PASSAGE -

[Start of section]

Involving 878 patients with locally advanced, metastatic or recurrent NSCLC, the study showed that patients receiving Avastin plus chemotherapy (paclitaxel and caroboplatin) had a 25% reduction in risk of death compared with those receiving chemotherapy alone. Median survival was 12.3 months in the Avastin treatment arm, compared with 10.3 months in the control arm.
Improvement in overall survival among Avastin-treated patients was accompanied by improvement in progression-free survival (35% reduction in risk of progression) when compared with chemotherapy alone. More patients in the Avastin treatment arm also responded to therapy compared with those on chemotherapy alone (29% vs. 13% respectively).
Positive results also emerged from the recently completed European AVAiL trial. In this phase III trial involving over 1,000 patients with previously untreated advanced NSCLC, two doses of Avastin in combination with gemcitabine and cisplatin were compared with platinum-based therapy alone. Again, results showed a significant improvement in progression-free survival in the Avastin treatment arm as well as higher and more durable response rates.
Survival benefit in kidney cancer patients
Evidence is accumulating to suggest that the survival benefit first seen in patients with metastatic colorectal cancer also extends to patients with other solid tumours, most notably breast and lung cancer and, now, kidney cancer.
Trials in patients with renal cell carcinoma, in which Avastin was added to interferon, suggest that it can make a significant improvement in progression-free survival.

[End of section]

(Page segmentation data)
[Start of section]

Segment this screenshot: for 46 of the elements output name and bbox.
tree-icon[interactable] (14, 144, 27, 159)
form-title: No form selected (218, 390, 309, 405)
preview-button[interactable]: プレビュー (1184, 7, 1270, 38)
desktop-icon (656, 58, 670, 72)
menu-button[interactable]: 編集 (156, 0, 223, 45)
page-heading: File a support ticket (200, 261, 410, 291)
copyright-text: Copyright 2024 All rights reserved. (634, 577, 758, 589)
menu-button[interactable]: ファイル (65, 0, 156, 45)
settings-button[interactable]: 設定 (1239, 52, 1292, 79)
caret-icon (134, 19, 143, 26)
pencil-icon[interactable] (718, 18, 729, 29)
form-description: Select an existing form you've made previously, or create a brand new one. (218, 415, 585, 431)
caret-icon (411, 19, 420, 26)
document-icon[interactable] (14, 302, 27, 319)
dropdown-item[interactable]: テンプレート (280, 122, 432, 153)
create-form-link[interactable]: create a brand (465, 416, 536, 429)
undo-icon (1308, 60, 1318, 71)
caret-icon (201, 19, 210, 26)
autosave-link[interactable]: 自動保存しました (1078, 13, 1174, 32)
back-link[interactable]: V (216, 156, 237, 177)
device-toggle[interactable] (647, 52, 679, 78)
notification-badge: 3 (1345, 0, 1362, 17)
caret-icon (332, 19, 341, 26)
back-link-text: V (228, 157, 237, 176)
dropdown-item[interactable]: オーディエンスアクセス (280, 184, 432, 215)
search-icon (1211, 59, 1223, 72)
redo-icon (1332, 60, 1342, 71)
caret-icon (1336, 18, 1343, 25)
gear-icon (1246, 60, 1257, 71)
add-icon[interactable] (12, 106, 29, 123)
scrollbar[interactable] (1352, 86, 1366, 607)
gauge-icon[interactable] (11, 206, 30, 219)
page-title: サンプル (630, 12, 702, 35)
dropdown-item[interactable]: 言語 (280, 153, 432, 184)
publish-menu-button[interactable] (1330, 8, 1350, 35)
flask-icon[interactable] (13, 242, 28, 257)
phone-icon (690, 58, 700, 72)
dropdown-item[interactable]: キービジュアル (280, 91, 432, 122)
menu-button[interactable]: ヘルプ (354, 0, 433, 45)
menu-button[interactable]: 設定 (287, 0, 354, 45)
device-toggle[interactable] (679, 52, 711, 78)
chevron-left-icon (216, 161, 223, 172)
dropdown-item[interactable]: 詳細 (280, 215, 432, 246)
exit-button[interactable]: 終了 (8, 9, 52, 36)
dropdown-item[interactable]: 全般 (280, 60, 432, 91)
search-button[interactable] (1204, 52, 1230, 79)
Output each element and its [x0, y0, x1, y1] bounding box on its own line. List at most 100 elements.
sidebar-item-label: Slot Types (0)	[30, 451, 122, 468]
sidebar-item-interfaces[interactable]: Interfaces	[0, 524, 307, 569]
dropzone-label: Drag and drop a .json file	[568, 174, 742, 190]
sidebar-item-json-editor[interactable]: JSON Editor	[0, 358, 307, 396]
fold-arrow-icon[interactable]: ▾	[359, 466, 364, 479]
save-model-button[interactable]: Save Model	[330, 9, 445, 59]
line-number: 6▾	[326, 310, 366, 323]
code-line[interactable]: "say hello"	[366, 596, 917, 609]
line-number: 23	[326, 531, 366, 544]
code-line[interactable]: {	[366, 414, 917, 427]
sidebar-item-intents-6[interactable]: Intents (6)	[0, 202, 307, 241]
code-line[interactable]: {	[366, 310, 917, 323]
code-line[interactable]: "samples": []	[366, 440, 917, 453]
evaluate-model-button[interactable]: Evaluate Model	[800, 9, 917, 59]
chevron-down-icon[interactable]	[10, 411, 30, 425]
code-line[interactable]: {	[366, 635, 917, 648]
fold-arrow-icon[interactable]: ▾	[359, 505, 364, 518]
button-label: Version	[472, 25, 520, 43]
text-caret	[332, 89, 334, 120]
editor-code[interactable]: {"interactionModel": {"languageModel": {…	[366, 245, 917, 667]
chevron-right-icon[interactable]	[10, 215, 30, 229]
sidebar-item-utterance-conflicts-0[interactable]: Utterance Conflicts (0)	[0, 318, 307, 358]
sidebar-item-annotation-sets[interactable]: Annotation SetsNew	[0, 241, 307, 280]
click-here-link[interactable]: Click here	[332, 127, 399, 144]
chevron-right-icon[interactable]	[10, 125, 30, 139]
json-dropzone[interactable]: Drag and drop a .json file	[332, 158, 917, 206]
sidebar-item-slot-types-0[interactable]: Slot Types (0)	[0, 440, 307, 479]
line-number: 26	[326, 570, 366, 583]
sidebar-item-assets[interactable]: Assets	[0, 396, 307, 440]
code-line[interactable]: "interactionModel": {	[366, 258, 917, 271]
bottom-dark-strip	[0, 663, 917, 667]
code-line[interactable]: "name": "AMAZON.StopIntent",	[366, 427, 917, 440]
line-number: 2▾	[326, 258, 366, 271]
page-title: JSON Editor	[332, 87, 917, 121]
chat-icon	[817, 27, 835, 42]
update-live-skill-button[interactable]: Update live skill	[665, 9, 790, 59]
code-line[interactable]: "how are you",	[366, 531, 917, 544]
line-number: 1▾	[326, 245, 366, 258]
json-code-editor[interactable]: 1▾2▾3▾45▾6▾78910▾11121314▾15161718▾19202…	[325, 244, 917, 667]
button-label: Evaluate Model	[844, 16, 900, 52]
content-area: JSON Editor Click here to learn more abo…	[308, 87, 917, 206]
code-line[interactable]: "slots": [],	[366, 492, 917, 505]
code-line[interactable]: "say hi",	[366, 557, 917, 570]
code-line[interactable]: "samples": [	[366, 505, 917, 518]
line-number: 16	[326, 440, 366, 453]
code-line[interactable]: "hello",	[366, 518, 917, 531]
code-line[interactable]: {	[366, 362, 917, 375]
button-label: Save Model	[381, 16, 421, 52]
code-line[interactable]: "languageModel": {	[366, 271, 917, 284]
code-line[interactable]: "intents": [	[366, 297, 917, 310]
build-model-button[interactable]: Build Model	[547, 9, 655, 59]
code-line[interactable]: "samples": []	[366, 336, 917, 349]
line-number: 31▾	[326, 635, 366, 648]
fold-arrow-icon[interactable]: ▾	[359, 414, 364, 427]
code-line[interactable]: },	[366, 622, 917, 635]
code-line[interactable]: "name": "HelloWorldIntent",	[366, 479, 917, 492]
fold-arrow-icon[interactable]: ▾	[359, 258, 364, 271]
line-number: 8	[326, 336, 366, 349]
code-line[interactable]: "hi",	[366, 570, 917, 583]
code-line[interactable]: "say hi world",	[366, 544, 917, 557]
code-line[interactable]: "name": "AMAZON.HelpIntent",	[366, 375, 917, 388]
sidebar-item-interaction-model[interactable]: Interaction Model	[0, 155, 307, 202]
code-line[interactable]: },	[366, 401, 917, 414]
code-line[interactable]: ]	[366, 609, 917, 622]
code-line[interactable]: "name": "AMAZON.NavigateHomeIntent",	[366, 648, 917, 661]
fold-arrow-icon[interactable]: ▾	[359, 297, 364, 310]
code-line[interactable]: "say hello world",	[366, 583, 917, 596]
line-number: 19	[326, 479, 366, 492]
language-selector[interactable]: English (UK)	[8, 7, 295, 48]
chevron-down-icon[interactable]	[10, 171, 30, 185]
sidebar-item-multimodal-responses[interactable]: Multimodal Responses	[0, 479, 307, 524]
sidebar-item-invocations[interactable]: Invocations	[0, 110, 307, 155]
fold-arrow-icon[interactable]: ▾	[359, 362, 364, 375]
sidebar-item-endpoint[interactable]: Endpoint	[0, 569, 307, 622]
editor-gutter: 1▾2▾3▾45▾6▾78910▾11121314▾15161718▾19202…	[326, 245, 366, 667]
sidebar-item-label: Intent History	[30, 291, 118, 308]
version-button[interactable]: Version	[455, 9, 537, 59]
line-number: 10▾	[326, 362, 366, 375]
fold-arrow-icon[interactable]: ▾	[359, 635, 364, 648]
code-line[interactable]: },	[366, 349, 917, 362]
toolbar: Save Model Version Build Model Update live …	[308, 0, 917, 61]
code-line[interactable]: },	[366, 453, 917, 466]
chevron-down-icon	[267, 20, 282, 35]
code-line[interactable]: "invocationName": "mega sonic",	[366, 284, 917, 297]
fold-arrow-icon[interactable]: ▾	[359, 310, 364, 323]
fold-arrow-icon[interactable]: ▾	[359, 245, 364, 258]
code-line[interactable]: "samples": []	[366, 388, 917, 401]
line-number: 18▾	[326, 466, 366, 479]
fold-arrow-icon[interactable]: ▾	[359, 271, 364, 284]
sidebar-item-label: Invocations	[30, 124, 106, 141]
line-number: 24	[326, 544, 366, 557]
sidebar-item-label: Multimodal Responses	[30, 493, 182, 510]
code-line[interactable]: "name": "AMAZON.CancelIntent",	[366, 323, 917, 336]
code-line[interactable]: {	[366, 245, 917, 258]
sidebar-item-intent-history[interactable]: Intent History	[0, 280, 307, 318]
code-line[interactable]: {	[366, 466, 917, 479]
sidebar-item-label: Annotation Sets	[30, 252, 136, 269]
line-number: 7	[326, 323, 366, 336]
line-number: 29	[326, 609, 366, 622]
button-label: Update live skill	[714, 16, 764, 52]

[End of section]

WHAT TO WORK ON -
Pick up the passage on Avastin trial results right after its last sentence and keep it going.

EXERCISE OUTPUT -
In the randomised, double-blind, placebo-controlled AVOREN trial, the addition of Avastin to interferon in patients with advanced kidney cancer resulted in a significantly longer median duration of progression-free survival compared with interferon alone (10.2 months vs. 5.4 months; HR 0.63, 95% CI 0.52–0.75; p=0.0001).
Patients who had received previous systemic treatment for metastatic renal cell carcinoma were excluded from the study, thus all patients were treatment naïve at study entry.
Until relatively recently, there were few treatment options for patients with renal cell carcinoma. Now four new drugs are available for renal cell carcinoma, which in addition to Avastin, include sunitinib, sorafenib and temsirolimus. It is anticipated that future studies will likely compare Avastin as single-agent, first-line therapy with these new therapies as well as in combination with these new agents.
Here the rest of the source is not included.